Exercise details => Tally the lines below that contain the word "based", and give only that number.

(Records)

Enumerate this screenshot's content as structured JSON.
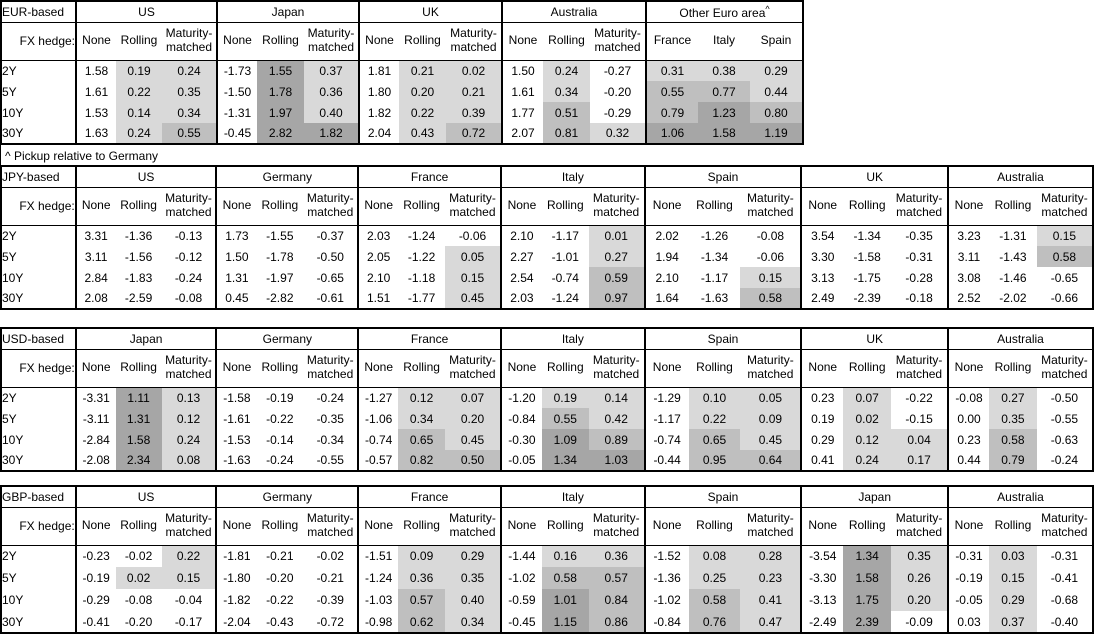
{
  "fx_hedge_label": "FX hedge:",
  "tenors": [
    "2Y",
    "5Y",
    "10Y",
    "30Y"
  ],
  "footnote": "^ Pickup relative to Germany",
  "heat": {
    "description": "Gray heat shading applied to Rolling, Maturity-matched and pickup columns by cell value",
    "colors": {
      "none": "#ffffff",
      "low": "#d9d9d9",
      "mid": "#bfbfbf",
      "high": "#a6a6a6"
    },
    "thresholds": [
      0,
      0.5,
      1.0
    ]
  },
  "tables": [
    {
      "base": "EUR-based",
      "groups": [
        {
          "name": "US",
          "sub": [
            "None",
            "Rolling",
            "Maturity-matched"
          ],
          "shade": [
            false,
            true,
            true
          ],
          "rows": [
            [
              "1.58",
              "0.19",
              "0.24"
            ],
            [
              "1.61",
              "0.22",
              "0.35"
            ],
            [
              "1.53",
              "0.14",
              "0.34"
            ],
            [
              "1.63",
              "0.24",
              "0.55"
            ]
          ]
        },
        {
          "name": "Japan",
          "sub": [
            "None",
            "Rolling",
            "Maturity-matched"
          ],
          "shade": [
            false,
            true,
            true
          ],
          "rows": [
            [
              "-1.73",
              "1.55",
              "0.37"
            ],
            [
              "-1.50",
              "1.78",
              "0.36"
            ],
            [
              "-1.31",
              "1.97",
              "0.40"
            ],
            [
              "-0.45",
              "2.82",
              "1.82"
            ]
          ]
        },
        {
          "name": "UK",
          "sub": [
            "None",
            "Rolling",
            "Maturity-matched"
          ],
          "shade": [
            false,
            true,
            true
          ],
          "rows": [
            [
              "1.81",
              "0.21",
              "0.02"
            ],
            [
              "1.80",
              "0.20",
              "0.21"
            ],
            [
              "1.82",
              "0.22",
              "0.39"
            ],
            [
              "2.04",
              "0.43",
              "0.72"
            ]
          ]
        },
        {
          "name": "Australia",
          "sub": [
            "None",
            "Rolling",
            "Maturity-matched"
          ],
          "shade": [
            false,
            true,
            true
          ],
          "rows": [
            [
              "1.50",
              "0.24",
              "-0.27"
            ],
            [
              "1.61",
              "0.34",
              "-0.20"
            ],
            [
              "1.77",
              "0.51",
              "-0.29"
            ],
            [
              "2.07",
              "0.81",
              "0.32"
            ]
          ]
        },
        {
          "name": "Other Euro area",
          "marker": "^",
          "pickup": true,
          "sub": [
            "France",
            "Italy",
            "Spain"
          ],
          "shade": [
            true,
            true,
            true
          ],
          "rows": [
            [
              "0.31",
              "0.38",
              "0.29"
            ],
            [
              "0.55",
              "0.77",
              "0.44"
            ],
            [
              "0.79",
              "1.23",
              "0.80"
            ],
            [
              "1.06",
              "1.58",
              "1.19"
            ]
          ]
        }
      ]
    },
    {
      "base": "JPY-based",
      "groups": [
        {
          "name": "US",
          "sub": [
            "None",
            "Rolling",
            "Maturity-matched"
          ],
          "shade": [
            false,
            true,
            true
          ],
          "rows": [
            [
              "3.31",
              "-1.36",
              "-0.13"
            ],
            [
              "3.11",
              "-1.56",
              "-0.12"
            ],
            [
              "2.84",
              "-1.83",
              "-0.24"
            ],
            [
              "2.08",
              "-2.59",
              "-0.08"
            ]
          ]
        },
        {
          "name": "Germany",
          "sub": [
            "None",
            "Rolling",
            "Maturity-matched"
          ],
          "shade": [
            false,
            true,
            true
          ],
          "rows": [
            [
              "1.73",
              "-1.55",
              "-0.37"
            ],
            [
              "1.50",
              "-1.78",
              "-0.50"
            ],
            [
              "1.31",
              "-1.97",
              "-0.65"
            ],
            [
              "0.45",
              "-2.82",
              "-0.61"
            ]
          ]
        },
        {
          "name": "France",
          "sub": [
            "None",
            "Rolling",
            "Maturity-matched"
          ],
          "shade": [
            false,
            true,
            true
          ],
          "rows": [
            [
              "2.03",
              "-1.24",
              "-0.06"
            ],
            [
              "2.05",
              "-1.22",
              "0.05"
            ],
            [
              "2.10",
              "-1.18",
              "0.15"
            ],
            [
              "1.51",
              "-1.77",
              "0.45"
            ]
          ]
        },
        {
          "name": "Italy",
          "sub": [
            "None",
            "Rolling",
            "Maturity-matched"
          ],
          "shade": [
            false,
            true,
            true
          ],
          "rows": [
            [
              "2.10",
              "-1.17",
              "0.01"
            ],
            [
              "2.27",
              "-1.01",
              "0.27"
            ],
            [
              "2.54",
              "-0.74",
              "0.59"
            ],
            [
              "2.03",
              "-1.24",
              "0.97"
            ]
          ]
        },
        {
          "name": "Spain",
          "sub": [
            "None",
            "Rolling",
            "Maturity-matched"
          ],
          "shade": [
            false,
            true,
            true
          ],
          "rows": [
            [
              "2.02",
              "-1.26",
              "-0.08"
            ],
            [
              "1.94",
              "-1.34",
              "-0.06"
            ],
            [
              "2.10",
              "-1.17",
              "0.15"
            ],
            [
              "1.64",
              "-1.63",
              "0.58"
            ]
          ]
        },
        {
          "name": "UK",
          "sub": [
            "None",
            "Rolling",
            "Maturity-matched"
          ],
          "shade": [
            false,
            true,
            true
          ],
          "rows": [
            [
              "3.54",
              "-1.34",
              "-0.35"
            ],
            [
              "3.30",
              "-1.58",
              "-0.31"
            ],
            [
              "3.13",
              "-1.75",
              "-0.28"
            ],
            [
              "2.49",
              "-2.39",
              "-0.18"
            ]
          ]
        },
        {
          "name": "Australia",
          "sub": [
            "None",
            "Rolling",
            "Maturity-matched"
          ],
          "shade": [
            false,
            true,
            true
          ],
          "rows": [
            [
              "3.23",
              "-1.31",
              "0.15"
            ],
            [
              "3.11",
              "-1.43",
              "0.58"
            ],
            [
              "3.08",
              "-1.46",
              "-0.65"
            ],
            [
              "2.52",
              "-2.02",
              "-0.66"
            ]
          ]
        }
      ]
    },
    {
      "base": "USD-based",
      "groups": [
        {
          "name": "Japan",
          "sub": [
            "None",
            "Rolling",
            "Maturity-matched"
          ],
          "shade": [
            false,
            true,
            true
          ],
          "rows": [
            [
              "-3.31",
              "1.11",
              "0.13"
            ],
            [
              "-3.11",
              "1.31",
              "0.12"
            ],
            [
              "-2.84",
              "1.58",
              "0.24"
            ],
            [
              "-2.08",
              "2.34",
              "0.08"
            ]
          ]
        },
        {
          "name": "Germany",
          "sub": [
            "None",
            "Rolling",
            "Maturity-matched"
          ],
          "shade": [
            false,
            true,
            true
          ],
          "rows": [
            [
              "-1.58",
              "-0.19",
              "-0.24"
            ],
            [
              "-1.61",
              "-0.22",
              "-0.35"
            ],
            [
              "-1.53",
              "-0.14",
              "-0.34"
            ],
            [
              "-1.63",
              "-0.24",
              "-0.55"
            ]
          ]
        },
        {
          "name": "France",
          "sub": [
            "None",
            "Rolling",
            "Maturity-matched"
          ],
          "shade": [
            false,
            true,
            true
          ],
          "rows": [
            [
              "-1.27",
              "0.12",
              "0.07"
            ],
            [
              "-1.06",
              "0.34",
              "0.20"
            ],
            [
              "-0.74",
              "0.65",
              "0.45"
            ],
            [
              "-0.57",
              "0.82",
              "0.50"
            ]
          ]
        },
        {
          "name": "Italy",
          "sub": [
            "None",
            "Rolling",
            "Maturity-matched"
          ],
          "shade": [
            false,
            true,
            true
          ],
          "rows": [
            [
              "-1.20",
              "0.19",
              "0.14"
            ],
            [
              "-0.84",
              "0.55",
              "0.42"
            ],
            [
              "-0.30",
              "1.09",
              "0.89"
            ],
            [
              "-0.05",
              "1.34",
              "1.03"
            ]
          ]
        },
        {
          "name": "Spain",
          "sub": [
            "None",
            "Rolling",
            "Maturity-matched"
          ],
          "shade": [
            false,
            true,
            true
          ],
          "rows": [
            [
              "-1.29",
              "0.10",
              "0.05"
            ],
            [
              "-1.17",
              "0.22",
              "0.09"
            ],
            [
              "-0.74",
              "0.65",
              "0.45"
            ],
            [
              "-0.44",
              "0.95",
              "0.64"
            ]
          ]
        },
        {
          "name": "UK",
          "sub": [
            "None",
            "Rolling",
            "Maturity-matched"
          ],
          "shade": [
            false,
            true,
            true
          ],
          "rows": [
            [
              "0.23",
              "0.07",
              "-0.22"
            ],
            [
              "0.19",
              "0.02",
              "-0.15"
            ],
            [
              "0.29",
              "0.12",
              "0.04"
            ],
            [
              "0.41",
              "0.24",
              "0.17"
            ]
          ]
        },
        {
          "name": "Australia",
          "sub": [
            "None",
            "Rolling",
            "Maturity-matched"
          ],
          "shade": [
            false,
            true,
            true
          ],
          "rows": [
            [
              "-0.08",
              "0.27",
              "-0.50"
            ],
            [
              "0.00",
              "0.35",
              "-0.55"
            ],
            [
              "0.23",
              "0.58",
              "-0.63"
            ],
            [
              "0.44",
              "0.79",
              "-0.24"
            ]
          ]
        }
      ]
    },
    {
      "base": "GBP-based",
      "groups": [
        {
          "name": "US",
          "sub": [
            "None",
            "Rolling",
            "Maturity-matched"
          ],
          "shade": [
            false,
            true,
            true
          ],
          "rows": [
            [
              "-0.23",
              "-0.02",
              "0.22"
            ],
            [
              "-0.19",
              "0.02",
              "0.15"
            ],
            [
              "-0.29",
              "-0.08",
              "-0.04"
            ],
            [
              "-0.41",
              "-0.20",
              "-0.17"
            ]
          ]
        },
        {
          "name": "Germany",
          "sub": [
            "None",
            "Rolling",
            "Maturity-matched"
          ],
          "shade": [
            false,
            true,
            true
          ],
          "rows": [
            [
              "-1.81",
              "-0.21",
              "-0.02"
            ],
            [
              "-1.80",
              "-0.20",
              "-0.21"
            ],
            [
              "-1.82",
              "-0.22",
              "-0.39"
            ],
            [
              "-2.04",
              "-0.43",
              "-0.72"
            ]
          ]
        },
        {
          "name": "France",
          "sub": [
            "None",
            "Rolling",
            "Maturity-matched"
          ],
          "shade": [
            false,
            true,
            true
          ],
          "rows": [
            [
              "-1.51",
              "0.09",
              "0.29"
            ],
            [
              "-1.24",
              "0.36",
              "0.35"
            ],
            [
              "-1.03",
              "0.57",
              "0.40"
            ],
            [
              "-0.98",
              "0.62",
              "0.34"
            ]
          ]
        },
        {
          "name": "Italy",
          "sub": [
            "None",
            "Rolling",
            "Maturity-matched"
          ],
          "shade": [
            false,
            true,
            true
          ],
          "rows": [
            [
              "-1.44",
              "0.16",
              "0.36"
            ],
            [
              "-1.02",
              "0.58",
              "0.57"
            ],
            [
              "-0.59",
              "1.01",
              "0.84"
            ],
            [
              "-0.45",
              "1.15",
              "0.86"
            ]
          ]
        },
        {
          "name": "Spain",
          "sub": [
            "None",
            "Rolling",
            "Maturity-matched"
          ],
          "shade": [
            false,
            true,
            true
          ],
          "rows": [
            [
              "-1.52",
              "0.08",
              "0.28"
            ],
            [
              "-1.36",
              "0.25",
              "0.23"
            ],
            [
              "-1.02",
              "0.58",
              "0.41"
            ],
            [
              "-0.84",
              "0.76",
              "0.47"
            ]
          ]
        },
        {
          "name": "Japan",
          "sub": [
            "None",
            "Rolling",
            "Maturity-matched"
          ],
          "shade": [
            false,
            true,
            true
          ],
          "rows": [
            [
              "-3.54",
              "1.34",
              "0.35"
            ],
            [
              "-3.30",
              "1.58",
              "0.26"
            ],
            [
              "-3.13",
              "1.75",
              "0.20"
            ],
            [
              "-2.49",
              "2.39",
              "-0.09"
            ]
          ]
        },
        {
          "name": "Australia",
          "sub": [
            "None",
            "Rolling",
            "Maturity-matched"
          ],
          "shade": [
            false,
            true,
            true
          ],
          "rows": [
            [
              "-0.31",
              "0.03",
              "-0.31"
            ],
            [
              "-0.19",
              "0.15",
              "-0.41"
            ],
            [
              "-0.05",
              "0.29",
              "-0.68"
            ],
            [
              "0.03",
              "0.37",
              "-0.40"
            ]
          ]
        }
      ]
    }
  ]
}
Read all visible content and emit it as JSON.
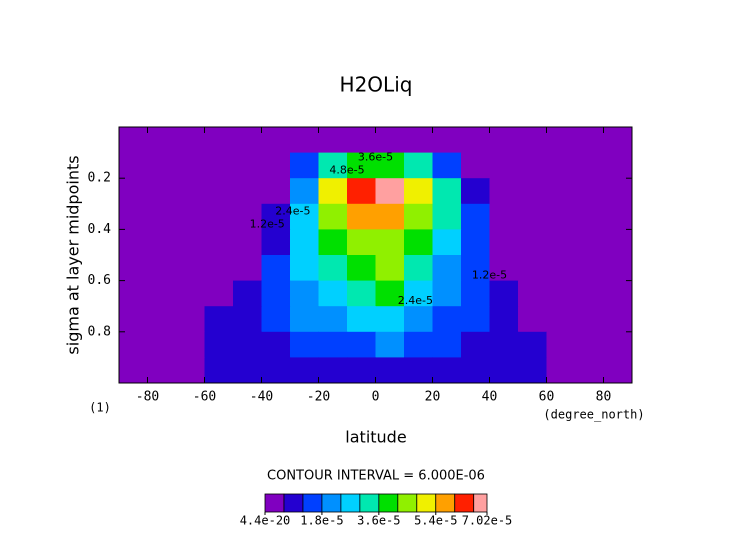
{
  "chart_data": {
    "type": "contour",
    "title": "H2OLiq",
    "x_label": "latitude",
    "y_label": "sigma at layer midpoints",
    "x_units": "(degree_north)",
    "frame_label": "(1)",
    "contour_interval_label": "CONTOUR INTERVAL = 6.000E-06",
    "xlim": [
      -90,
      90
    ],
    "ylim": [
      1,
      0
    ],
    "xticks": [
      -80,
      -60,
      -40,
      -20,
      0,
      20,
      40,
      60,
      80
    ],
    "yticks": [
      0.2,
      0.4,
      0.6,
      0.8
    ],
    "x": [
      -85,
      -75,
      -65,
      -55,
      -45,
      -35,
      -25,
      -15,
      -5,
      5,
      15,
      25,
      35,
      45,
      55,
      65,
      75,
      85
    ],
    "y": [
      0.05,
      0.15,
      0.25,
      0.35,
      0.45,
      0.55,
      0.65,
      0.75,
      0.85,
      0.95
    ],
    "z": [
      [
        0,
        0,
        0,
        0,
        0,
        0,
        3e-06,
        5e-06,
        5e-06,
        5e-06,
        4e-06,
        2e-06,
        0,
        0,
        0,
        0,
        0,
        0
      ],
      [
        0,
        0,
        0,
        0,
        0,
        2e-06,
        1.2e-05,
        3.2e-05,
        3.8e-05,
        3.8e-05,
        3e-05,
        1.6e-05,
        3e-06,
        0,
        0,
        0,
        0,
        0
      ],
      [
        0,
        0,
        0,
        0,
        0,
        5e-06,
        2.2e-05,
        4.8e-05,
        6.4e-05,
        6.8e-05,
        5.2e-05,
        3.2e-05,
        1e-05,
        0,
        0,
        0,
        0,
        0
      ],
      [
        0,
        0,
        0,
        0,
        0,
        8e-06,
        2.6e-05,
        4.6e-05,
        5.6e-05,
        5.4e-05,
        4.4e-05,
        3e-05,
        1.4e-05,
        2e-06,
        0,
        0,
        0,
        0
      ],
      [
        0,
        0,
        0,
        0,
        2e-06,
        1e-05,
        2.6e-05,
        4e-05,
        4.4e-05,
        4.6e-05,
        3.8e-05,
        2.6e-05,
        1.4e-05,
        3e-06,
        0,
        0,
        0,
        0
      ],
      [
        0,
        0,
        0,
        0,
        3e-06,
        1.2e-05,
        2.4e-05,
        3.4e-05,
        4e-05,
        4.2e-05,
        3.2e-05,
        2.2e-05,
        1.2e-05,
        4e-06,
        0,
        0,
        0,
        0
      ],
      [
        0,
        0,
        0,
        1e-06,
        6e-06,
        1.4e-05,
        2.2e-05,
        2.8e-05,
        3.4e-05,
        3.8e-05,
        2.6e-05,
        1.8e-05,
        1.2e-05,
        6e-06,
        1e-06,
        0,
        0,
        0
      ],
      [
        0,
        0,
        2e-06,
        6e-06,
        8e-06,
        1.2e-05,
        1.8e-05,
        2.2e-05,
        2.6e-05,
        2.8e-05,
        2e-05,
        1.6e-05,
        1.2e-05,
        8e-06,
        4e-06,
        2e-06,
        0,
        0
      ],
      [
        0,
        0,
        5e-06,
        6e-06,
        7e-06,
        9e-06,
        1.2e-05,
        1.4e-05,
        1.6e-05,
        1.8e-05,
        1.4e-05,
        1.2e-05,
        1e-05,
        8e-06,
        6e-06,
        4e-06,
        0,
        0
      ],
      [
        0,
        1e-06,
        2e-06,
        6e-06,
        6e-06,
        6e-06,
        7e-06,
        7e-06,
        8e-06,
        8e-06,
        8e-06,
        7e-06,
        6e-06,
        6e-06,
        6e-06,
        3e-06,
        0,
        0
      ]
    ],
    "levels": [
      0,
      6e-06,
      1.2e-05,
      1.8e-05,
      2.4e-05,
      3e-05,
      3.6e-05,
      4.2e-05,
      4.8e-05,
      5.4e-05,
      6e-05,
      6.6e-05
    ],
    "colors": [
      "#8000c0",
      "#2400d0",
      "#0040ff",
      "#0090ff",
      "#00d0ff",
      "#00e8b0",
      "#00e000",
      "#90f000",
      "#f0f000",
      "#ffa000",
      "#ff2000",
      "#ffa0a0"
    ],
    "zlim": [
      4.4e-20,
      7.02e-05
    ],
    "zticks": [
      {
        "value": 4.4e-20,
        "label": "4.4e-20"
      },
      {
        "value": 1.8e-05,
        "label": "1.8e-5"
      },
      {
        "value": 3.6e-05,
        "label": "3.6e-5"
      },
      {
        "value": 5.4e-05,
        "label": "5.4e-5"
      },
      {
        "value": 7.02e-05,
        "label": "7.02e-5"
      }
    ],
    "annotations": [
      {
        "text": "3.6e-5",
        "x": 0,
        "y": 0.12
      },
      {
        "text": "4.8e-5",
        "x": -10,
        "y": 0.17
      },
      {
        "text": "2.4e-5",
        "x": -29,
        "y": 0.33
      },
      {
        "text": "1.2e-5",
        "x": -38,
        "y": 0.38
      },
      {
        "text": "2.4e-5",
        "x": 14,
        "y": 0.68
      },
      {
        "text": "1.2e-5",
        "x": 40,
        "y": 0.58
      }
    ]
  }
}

Answer below => 4